[WHAT YOU NEED TO DO] Give back all the data exactly, line by line.

Data entries:
··········

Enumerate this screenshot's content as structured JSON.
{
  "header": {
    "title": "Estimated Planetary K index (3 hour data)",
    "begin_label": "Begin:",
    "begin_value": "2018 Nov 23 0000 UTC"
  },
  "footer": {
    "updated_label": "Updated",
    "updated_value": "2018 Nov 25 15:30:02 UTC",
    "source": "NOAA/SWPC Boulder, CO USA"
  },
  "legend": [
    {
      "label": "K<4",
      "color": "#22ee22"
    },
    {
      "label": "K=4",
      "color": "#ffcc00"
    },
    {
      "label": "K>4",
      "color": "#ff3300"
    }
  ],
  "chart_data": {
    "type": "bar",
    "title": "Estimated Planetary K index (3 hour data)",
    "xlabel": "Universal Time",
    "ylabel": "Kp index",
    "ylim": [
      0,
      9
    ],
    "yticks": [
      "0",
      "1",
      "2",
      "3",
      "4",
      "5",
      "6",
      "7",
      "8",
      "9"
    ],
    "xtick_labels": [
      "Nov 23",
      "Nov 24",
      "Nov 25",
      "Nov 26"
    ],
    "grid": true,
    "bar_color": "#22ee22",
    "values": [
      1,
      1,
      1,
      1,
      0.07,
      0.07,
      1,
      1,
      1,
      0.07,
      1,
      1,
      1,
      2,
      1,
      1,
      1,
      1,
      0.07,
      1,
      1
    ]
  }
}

··········

[WORKED SOLUTION]
Enumerate this screenshot's content as structured JSON.
{
  "header": {
    "title": "Estimated Planetary K index (3 hour data)",
    "begin_label": "Begin:",
    "begin_value": "2018 Nov 23 0000 UTC"
  },
  "footer": {
    "updated_label": "Updated",
    "updated_value": "2018 Nov 25 15:30:02 UTC",
    "source": "NOAA/SWPC Boulder, CO USA"
  },
  "legend": [
    {
      "label": "K<4",
      "color": "#22ee22"
    },
    {
      "label": "K=4",
      "color": "#ffcc00"
    },
    {
      "label": "K>4",
      "color": "#ff3300"
    }
  ],
  "chart_data": {
    "type": "bar",
    "title": "Estimated Planetary K index (3 hour data)",
    "xlabel": "Universal Time",
    "ylabel": "Kp index",
    "ylim": [
      0,
      9
    ],
    "yticks": [
      "0",
      "1",
      "2",
      "3",
      "4",
      "5",
      "6",
      "7",
      "8",
      "9"
    ],
    "xtick_labels": [
      "Nov 23",
      "Nov 24",
      "Nov 25",
      "Nov 26"
    ],
    "grid": true,
    "bar_color": "#22ee22",
    "values": [
      1,
      1,
      1,
      1,
      0.07,
      0.07,
      1,
      1,
      1,
      0.07,
      1,
      1,
      1,
      2,
      1,
      1,
      1,
      1,
      0.07,
      1,
      1
    ]
  }
}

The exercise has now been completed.